**About this exercise**.
Answer these questions from the text on MLB The Show 21:
1. Which player is the cover star, and how old was he?
2. Which versions of the game had the ballpark creator feature?
3. Who distributed the physical versions for Xbox consoles?

**Text under study**.
- Cover art featuring Fernando Tatís Jr.
- Developer: San Diego Studio
- Publishers: Sony Interactive Entertainment; MLB Advanced Media;
- Series: MLB: The Show
- Platforms: PlayStation 4; PlayStation 5; Xbox One; Xbox Series X/S;
- Release: April 20, 2021
- Genre: Sports
- Modes: Single-player, multiplayer

= MLB The Show 21 =

2021 video game

MLB The Show 21 is a 2021 baseball video game developed by San Diego Studio and published by Sony Interactive Entertainment. The sixteenth installment in the MLB: The Show franchise, it was released on the PlayStation 4 and PlayStation 5, as well as the Xbox One and Xbox Series X/S (a first for the franchise) which included it being on Xbox Game Pass at the release for the first time. MLB Advanced Media co-published digital versions on Xbox consoles due to PlayStation's rivalry with Microsoft. This would also be the first MLB game released on an Xbox console since MLB 2K13. San Diego Padres shortstop Fernando Tatís Jr. is featured as the cover star, and at age 22 is the youngest player to do so.

== Gameplay ==
Matt Vasgersian, Mark DeRosa and Dan Plesac return as play-by-play commentators for the last time, Heidi Watney as sideline reporter and Alex Miniak as public address commentator.

New to the series is the ballpark creator feature, which gives players the ability to change ballpark dimensions, wall height, foul territory and other scenery options. This feature also allows players to share and download ballparks that other players have created online. It was exclusive to the ninth generation versions of the game.

A popular feature, year to year saves allowing players to carry their Road to the Show and Franchise Mode files over to the newer game was discontinued

== Release ==
For the first time in the series, the game was made available on Xbox consoles, with cross-platform compatibility between the PlayStation 4 and PlayStation 5. It was also announced that the Xbox versions of the game would be available for Xbox Game Pass subscribers at no additional cost at release, a decision made solely by digital co-publisher MLB Advanced Media and not Sony themselves. Cokem International distributed the physical versions for Xbox consoles.

Baseball legend Jackie Robinson was on the cover of his namesake editions, with $1 donated to his foundation for each copy of the edition sold in the United States.

== Reception ==

MLB The Show 21 received "generally favorable reviews" from critics, according to review aggregate Metacritic.

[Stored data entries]
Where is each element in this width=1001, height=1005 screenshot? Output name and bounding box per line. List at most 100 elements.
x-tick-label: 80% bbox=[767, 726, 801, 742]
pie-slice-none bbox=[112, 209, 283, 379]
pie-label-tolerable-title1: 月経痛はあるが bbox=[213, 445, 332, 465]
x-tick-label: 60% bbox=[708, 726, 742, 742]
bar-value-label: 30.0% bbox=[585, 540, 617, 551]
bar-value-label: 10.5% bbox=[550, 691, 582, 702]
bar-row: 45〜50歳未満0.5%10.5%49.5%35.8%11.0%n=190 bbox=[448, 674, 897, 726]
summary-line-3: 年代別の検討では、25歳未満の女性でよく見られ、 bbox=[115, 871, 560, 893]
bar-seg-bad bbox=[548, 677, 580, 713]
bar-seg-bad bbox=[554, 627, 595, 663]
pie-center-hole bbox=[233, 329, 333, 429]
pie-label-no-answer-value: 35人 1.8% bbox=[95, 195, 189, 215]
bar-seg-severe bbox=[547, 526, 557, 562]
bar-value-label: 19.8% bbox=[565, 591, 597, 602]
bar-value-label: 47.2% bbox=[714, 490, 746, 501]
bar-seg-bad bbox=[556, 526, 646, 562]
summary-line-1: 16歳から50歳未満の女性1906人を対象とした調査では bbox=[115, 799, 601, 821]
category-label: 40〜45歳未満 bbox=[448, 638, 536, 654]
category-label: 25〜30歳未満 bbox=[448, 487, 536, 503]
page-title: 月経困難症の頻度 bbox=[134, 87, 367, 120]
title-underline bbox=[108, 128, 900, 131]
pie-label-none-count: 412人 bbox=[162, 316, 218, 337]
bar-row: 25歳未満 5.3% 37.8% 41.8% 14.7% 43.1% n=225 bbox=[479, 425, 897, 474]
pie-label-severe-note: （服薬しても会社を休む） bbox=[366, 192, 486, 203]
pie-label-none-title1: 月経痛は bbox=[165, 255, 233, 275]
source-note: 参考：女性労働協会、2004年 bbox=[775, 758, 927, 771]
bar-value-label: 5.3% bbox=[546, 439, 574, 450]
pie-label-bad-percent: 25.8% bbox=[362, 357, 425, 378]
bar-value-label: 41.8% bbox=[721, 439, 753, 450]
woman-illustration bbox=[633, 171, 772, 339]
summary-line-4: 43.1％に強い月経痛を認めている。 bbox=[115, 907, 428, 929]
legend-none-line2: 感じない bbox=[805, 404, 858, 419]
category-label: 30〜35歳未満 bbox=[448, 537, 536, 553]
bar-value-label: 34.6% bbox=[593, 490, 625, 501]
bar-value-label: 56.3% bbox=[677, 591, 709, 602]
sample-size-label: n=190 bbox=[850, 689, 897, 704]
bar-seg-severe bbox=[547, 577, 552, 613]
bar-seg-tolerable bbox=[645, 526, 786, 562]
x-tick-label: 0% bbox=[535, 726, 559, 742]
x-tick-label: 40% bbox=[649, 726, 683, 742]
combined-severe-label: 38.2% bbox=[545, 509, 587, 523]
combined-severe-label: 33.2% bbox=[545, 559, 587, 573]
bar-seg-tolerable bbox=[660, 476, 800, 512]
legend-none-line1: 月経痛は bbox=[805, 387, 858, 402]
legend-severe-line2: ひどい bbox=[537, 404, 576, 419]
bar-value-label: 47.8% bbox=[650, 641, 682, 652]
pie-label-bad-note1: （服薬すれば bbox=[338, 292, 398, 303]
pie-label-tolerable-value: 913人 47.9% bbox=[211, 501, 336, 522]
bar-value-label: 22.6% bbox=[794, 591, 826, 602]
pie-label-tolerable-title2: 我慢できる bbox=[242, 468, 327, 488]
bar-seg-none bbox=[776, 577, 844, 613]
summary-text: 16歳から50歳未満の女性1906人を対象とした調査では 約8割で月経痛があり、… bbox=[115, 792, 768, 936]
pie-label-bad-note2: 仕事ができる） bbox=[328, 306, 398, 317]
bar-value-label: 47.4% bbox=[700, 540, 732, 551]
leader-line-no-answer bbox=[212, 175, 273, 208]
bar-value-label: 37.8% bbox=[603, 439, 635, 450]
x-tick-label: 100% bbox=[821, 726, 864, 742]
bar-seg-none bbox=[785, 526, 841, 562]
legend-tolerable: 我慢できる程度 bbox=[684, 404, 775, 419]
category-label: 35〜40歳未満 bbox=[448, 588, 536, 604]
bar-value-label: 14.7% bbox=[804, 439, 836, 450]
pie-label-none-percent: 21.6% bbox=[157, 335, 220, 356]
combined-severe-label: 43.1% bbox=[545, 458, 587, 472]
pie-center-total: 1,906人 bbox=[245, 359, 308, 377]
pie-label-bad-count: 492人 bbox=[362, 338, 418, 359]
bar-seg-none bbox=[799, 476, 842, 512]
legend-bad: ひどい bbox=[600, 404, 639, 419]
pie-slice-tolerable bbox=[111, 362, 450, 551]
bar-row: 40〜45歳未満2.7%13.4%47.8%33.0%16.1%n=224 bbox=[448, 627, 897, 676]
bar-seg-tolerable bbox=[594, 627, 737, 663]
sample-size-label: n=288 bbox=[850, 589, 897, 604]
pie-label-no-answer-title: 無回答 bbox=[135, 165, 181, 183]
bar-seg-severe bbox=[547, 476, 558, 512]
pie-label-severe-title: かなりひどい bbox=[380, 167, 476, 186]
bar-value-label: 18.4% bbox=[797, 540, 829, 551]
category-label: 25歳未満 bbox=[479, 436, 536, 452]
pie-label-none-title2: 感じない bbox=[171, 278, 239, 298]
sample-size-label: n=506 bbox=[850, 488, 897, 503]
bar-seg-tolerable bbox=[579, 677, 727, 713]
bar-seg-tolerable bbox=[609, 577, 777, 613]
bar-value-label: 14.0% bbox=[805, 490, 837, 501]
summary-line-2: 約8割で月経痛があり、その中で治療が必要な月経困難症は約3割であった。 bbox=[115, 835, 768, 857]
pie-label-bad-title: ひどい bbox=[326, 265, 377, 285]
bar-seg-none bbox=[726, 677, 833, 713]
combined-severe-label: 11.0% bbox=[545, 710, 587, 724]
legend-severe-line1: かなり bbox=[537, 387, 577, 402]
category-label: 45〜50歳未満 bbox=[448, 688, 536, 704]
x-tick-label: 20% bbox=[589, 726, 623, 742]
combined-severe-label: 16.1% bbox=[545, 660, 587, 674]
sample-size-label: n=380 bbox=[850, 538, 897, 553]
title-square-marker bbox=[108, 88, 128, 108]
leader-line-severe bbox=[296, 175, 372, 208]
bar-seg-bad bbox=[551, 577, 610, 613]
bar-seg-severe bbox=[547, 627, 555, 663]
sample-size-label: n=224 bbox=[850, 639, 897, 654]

**Result of the exercise**.
1. Fernando Tatís Jr., a San Diego Padres shortstop, is the cover star. He was 22.
2. Only the ninth generation versions had it.
3. Cokem International distributed them.